-- Start of Data records --

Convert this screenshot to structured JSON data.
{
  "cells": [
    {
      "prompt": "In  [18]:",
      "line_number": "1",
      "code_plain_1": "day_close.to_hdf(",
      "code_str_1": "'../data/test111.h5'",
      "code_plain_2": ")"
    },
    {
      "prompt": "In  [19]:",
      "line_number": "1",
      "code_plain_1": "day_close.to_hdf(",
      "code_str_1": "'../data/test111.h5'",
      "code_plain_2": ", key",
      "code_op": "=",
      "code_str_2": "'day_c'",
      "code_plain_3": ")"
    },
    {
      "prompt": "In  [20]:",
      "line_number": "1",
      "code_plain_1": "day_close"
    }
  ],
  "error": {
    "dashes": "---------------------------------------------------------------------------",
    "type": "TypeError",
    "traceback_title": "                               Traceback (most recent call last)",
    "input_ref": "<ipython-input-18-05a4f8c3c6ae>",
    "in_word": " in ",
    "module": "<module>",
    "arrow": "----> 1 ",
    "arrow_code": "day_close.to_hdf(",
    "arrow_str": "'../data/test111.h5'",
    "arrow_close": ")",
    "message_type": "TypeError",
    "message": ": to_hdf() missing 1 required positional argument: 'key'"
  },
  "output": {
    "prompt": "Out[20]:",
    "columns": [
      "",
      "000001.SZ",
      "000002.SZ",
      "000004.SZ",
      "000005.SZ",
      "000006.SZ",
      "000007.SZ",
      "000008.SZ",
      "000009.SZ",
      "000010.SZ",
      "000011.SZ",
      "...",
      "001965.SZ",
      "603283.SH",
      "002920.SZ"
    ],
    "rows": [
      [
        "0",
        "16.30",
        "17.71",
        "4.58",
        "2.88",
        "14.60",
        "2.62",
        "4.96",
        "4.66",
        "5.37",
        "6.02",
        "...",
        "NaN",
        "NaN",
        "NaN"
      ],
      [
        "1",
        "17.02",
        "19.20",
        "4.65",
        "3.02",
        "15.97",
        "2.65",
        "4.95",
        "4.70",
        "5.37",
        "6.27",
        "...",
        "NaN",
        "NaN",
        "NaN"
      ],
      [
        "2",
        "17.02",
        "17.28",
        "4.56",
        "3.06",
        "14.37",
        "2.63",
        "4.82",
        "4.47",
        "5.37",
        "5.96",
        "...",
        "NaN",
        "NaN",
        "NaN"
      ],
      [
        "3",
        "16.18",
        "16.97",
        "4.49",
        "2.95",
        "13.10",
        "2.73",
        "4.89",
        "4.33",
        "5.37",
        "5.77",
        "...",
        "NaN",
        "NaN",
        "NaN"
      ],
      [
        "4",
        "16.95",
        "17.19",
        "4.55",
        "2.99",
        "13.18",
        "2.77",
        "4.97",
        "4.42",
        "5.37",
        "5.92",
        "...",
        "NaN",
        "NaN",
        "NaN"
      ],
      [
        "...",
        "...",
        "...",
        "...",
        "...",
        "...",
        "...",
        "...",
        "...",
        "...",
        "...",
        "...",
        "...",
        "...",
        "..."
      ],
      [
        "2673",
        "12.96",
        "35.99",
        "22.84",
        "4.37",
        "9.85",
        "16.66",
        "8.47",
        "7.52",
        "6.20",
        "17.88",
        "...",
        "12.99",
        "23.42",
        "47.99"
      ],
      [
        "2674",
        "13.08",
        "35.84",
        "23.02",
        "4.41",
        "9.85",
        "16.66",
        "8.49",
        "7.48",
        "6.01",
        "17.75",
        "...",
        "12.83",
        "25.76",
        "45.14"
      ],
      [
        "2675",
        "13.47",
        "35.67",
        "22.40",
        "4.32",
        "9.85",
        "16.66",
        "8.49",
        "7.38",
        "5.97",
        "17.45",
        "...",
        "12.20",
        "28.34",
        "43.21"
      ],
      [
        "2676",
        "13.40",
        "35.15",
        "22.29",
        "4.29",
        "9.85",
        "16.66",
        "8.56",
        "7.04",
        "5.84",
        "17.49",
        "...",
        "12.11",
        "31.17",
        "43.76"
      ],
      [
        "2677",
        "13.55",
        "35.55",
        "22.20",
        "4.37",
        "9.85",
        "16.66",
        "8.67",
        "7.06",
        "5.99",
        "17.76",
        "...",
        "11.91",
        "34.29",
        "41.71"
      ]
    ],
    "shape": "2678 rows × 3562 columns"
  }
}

-- End of Data records --

**Stated task**
Copy every line exactly. Leave nothing out.

**Exercise answer**
Convert this screenshot to structured JSON data.
{
  "cells": [
    {
      "prompt": "In  [18]:",
      "line_number": "1",
      "code_plain_1": "day_close.to_hdf(",
      "code_str_1": "'../data/test111.h5'",
      "code_plain_2": ")"
    },
    {
      "prompt": "In  [19]:",
      "line_number": "1",
      "code_plain_1": "day_close.to_hdf(",
      "code_str_1": "'../data/test111.h5'",
      "code_plain_2": ", key",
      "code_op": "=",
      "code_str_2": "'day_c'",
      "code_plain_3": ")"
    },
    {
      "prompt": "In  [20]:",
      "line_number": "1",
      "code_plain_1": "day_close"
    }
  ],
  "error": {
    "dashes": "---------------------------------------------------------------------------",
    "type": "TypeError",
    "traceback_title": "                               Traceback (most recent call last)",
    "input_ref": "<ipython-input-18-05a4f8c3c6ae>",
    "in_word": " in ",
    "module": "<module>",
    "arrow": "----> 1 ",
    "arrow_code": "day_close.to_hdf(",
    "arrow_str": "'../data/test111.h5'",
    "arrow_close": ")",
    "message_type": "TypeError",
    "message": ": to_hdf() missing 1 required positional argument: 'key'"
  },
  "output": {
    "prompt": "Out[20]:",
    "columns": [
      "",
      "000001.SZ",
      "000002.SZ",
      "000004.SZ",
      "000005.SZ",
      "000006.SZ",
      "000007.SZ",
      "000008.SZ",
      "000009.SZ",
      "000010.SZ",
      "000011.SZ",
      "...",
      "001965.SZ",
      "603283.SH",
      "002920.SZ"
    ],
    "rows": [
      [
        "0",
        "16.30",
        "17.71",
        "4.58",
        "2.88",
        "14.60",
        "2.62",
        "4.96",
        "4.66",
        "5.37",
        "6.02",
        "...",
        "NaN",
        "NaN",
        "NaN"
      ],
      [
        "1",
        "17.02",
        "19.20",
        "4.65",
        "3.02",
        "15.97",
        "2.65",
        "4.95",
        "4.70",
        "5.37",
        "6.27",
        "...",
        "NaN",
        "NaN",
        "NaN"
      ],
      [
        "2",
        "17.02",
        "17.28",
        "4.56",
        "3.06",
        "14.37",
        "2.63",
        "4.82",
        "4.47",
        "5.37",
        "5.96",
        "...",
        "NaN",
        "NaN",
        "NaN"
      ],
      [
        "3",
        "16.18",
        "16.97",
        "4.49",
        "2.95",
        "13.10",
        "2.73",
        "4.89",
        "4.33",
        "5.37",
        "5.77",
        "...",
        "NaN",
        "NaN",
        "NaN"
      ],
      [
        "4",
        "16.95",
        "17.19",
        "4.55",
        "2.99",
        "13.18",
        "2.77",
        "4.97",
        "4.42",
        "5.37",
        "5.92",
        "...",
        "NaN",
        "NaN",
        "NaN"
      ],
      [
        "...",
        "...",
        "...",
        "...",
        "...",
        "...",
        "...",
        "...",
        "...",
        "...",
        "...",
        "...",
        "...",
        "...",
        "..."
      ],
      [
        "2673",
        "12.96",
        "35.99",
        "22.84",
        "4.37",
        "9.85",
        "16.66",
        "8.47",
        "7.52",
        "6.20",
        "17.88",
        "...",
        "12.99",
        "23.42",
        "47.99"
      ],
      [
        "2674",
        "13.08",
        "35.84",
        "23.02",
        "4.41",
        "9.85",
        "16.66",
        "8.49",
        "7.48",
        "6.01",
        "17.75",
        "...",
        "12.83",
        "25.76",
        "45.14"
      ],
      [
        "2675",
        "13.47",
        "35.67",
        "22.40",
        "4.32",
        "9.85",
        "16.66",
        "8.49",
        "7.38",
        "5.97",
        "17.45",
        "...",
        "12.20",
        "28.34",
        "43.21"
      ],
      [
        "2676",
        "13.40",
        "35.15",
        "22.29",
        "4.29",
        "9.85",
        "16.66",
        "8.56",
        "7.04",
        "5.84",
        "17.49",
        "...",
        "12.11",
        "31.17",
        "43.76"
      ],
      [
        "2677",
        "13.55",
        "35.55",
        "22.20",
        "4.37",
        "9.85",
        "16.66",
        "8.67",
        "7.06",
        "5.99",
        "17.76",
        "...",
        "11.91",
        "34.29",
        "41.71"
      ]
    ],
    "shape": "2678 rows × 3562 columns"
  }
}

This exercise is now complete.